--- Data provided ---

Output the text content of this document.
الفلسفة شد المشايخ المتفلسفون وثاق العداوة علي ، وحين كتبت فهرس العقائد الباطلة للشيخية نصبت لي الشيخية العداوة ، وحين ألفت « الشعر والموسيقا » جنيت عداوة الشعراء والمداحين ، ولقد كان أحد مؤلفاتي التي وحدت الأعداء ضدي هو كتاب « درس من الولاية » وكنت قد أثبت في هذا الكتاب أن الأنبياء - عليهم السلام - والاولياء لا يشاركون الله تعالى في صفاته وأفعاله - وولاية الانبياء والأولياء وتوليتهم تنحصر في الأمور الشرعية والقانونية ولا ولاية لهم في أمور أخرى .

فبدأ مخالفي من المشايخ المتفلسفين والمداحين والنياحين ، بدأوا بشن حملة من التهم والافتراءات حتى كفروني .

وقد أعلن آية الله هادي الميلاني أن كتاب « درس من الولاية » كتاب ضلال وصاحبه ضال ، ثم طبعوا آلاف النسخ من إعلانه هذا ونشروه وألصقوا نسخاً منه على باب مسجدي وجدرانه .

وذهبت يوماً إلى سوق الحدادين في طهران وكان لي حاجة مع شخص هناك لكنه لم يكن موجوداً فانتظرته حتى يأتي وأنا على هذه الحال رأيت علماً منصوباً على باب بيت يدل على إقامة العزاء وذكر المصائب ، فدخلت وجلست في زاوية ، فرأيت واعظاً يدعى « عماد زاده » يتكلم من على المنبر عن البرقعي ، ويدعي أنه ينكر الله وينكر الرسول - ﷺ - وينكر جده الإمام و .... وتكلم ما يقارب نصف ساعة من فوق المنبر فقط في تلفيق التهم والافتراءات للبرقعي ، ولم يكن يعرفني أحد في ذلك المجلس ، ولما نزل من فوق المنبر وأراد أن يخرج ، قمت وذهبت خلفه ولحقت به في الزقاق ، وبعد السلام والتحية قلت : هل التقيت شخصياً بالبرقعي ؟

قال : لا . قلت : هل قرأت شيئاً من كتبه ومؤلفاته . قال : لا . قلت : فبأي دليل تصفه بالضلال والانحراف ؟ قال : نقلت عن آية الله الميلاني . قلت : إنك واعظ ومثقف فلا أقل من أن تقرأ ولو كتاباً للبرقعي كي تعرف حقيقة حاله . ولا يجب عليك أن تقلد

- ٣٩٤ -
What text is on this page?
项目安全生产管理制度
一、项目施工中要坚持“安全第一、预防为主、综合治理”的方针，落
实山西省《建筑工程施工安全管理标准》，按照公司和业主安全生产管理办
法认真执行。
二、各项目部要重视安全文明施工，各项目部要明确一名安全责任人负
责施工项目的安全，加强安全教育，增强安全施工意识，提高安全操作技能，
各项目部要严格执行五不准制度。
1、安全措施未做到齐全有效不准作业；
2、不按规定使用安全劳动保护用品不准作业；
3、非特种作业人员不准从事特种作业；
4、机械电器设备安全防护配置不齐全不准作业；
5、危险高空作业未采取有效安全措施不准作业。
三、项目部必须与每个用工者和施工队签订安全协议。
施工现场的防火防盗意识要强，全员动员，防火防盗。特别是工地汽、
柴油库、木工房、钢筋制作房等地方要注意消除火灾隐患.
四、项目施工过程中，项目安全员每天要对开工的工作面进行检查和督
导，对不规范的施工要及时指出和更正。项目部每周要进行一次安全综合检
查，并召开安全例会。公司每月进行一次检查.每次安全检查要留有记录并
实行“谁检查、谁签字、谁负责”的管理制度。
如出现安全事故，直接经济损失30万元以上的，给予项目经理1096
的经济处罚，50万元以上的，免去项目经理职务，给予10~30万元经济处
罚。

---
--- Data provided ---

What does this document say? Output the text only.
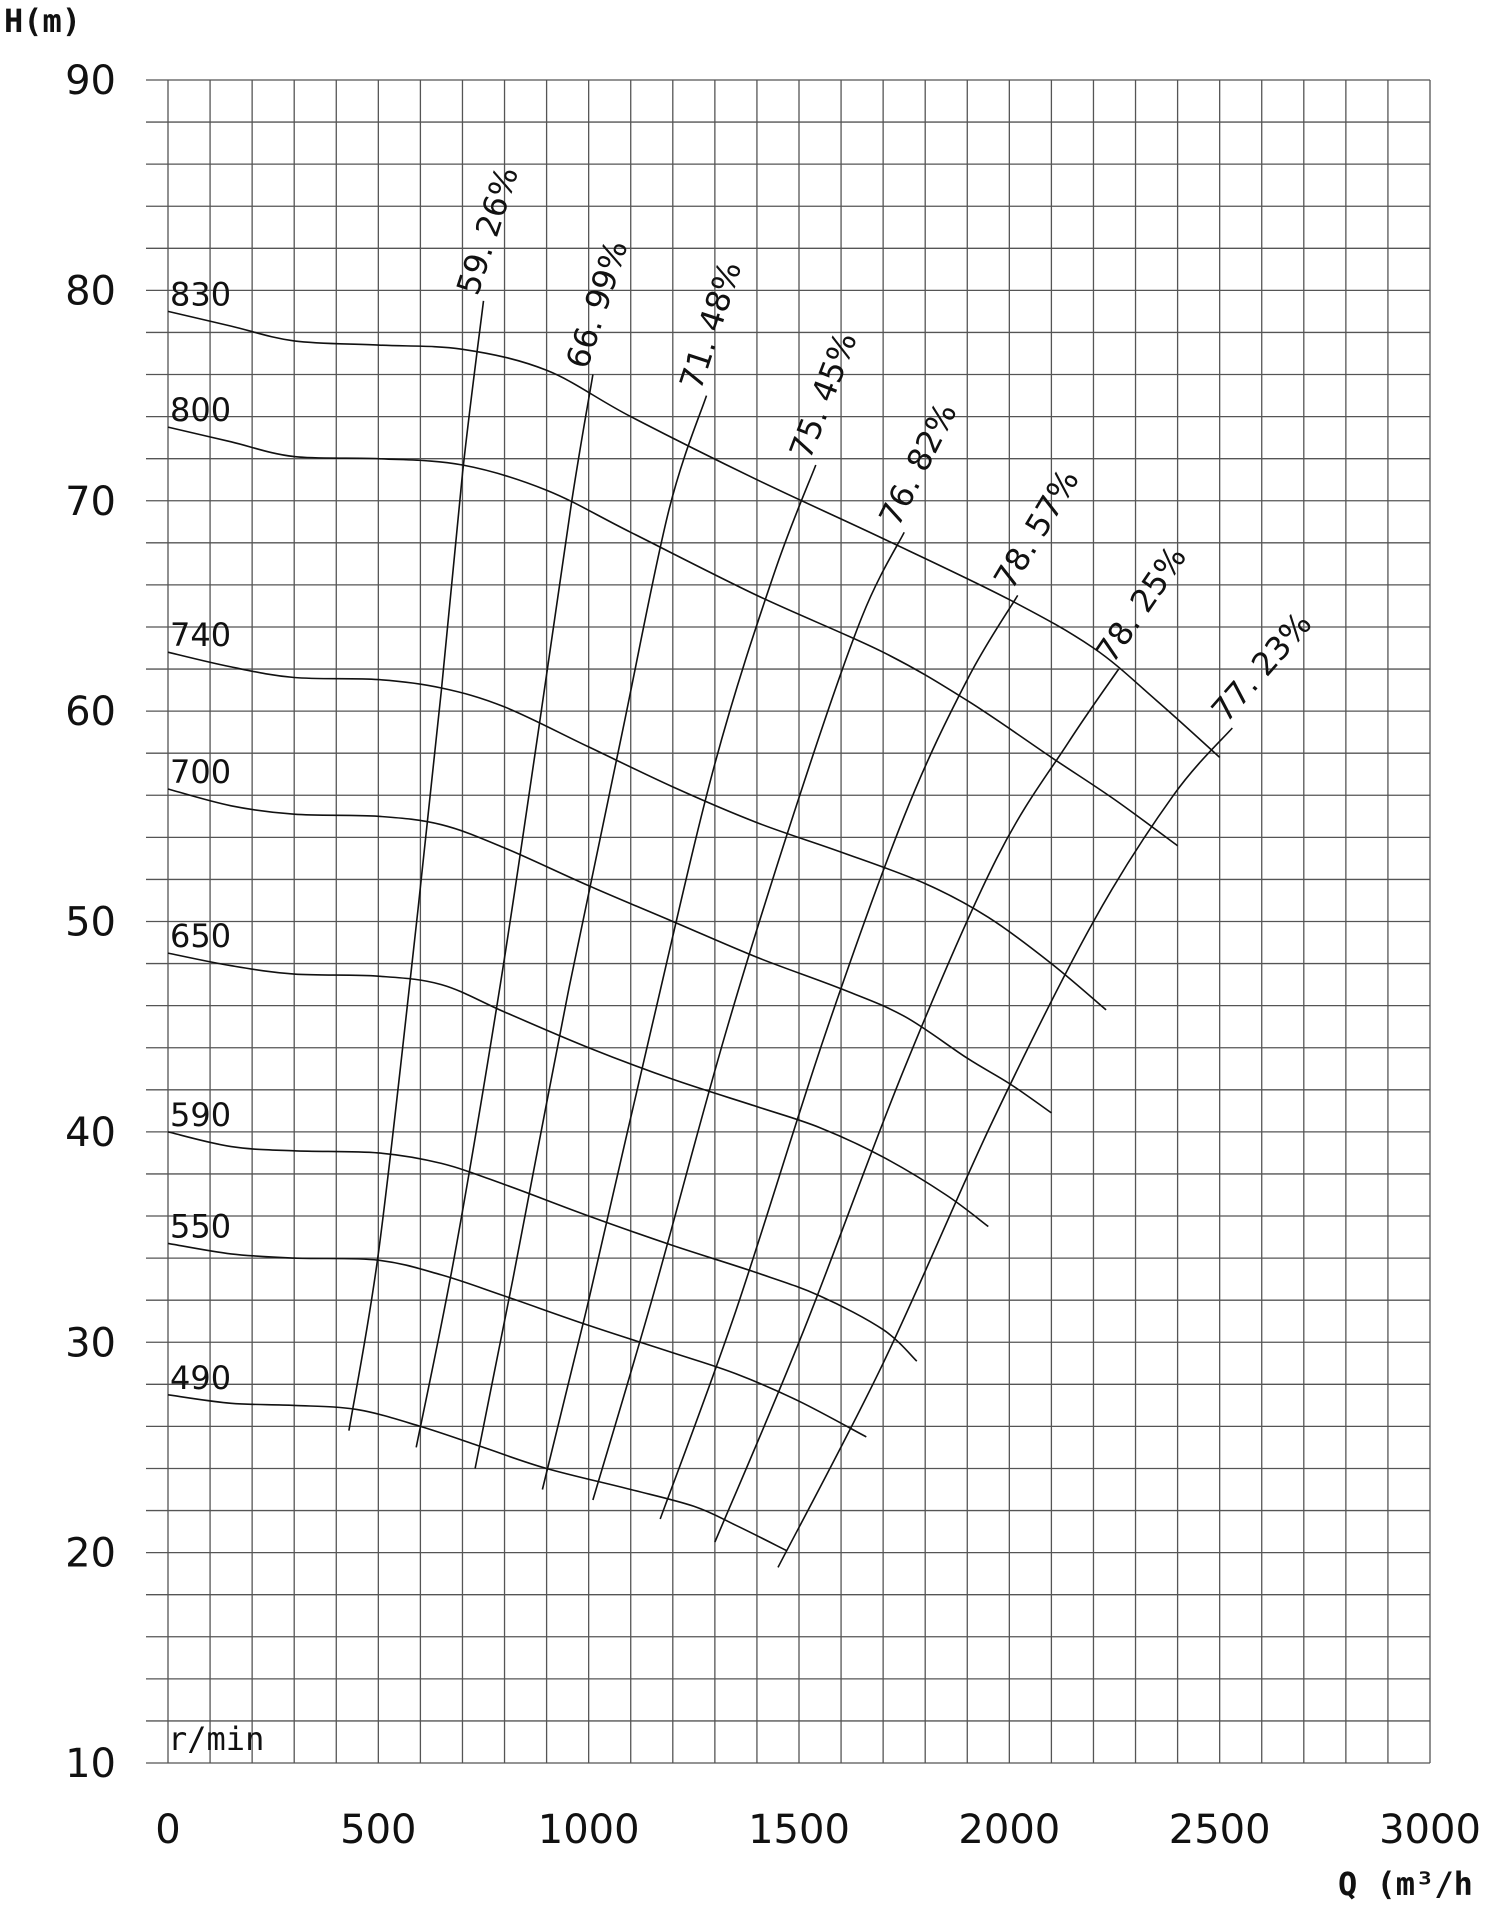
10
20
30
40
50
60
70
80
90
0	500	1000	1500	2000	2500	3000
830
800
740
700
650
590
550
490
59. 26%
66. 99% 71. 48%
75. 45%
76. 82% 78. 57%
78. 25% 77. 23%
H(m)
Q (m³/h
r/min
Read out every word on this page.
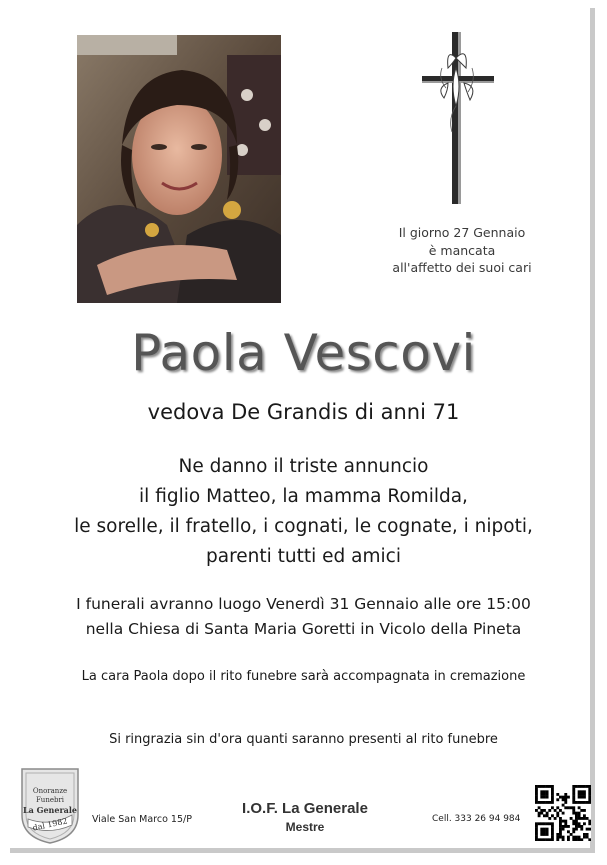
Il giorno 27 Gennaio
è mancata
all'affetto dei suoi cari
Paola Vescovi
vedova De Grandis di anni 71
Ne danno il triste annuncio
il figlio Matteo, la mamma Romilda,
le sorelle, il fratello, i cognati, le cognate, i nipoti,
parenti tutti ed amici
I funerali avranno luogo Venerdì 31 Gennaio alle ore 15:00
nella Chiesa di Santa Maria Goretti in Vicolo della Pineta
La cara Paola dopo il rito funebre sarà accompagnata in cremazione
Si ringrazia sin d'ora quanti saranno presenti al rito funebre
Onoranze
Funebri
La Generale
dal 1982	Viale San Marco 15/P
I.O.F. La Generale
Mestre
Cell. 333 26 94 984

---

• [Exercise requirements] Work out the number of lines in this listing that include the word "text". Reply with that number only.

• [Exercise result] 3